From the listing below, extract every line in which the word "国信证券经济研究所整理" appears.

:: Data provided ::

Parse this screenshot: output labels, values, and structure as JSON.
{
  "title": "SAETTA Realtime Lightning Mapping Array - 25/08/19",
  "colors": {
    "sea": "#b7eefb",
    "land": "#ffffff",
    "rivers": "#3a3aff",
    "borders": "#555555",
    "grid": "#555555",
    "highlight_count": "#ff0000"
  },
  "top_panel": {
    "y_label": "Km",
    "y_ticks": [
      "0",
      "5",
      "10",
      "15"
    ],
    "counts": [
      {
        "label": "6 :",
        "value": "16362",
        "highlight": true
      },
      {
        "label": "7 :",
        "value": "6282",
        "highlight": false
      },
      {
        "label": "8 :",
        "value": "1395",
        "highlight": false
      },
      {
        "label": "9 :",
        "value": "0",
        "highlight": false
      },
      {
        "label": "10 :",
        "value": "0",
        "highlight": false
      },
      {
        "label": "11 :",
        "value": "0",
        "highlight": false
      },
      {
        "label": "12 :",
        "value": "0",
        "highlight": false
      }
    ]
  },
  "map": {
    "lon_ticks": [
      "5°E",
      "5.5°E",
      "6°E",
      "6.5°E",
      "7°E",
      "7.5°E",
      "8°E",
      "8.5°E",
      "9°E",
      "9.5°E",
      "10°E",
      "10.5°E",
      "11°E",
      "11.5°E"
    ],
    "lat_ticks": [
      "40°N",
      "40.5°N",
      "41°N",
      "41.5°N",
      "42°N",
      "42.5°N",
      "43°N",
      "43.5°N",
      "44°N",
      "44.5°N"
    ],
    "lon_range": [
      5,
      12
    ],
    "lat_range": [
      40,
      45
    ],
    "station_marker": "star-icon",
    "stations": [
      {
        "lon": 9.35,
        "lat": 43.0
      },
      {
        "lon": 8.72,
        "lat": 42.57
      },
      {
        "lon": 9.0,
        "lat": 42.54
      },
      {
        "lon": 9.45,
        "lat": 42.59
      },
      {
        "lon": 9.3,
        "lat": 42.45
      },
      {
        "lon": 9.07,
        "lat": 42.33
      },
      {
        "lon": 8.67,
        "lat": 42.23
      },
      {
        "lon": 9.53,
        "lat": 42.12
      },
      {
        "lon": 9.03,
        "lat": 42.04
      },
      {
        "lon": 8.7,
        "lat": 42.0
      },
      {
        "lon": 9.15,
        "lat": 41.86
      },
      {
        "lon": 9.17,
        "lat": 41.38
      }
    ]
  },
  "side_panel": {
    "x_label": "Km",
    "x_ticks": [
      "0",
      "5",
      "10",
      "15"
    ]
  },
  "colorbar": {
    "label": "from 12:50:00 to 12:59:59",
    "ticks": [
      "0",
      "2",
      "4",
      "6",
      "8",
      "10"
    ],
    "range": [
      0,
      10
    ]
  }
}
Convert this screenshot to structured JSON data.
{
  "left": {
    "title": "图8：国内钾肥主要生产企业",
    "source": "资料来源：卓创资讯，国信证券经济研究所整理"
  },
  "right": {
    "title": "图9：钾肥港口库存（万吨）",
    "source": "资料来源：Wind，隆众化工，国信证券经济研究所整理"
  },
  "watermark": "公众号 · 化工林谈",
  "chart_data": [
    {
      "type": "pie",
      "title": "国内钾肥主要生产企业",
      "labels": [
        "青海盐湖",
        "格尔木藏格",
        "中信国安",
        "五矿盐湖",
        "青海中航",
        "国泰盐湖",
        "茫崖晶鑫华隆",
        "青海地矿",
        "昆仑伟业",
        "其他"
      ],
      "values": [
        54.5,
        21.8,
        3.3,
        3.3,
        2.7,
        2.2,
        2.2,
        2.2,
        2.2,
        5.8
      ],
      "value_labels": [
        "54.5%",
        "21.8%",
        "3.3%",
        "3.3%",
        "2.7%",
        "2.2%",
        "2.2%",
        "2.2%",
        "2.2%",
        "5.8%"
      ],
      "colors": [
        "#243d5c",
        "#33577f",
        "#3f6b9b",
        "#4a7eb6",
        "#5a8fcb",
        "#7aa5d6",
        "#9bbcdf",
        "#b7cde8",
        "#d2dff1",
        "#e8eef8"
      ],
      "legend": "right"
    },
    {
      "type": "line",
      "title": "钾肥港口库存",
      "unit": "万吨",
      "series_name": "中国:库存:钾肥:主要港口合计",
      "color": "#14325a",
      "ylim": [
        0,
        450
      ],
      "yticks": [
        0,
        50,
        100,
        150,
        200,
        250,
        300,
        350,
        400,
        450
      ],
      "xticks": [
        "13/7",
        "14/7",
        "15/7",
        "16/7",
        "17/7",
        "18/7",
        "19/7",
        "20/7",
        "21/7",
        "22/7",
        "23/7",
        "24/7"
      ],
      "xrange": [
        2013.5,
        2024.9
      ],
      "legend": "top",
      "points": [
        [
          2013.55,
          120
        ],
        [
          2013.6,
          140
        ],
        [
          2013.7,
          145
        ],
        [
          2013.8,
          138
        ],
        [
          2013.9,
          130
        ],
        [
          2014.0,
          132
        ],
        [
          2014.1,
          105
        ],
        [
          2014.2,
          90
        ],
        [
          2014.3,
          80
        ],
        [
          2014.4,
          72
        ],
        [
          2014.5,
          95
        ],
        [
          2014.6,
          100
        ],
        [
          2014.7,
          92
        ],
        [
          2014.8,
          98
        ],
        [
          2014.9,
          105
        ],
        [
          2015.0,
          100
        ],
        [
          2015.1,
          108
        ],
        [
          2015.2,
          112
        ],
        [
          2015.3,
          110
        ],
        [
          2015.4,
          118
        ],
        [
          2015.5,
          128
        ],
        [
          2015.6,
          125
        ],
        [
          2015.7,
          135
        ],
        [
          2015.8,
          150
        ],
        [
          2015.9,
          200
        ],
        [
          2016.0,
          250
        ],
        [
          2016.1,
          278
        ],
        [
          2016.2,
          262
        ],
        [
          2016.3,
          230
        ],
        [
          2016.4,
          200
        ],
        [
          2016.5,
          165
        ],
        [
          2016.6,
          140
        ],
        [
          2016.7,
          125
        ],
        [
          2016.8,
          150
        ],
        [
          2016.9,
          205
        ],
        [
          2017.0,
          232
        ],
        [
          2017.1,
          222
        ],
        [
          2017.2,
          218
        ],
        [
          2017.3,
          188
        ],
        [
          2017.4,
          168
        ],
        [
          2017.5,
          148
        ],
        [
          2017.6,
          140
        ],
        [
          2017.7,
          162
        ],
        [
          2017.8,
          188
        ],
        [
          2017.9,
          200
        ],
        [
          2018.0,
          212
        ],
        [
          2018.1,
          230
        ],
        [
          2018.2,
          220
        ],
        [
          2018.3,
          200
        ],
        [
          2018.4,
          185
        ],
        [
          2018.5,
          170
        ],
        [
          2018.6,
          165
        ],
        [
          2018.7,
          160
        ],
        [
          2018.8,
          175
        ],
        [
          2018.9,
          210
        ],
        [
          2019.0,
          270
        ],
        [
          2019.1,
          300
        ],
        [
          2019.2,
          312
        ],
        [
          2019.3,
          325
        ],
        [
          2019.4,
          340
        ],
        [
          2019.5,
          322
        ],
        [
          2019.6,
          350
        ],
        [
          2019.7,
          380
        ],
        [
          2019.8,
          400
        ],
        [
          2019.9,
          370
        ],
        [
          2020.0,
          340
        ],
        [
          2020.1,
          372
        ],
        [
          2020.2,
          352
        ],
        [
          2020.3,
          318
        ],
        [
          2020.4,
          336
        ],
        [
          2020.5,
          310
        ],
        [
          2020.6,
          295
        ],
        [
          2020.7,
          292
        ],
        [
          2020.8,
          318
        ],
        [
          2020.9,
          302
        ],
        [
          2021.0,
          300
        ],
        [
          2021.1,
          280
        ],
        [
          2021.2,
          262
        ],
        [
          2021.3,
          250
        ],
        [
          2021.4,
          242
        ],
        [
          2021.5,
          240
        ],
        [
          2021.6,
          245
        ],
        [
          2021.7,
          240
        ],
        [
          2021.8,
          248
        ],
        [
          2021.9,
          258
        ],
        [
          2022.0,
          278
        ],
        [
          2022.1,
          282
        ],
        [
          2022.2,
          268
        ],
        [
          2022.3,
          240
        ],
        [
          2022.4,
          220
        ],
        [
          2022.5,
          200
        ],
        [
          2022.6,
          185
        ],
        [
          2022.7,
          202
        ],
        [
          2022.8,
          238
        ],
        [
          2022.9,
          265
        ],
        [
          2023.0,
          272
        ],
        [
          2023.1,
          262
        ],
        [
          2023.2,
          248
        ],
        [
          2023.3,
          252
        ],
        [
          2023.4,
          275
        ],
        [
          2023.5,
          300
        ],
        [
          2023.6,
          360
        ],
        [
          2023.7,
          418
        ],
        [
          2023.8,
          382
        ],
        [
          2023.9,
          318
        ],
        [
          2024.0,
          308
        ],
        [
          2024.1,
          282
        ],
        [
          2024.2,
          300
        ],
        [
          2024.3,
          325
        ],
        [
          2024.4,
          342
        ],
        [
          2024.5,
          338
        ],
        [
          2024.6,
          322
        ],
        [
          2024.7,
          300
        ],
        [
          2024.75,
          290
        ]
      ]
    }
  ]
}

:::

**Full response**
    "source": "资料来源：卓创资讯，国信证券经济研究所整理"
    "source": "资料来源：Wind，隆众化工，国信证券经济研究所整理"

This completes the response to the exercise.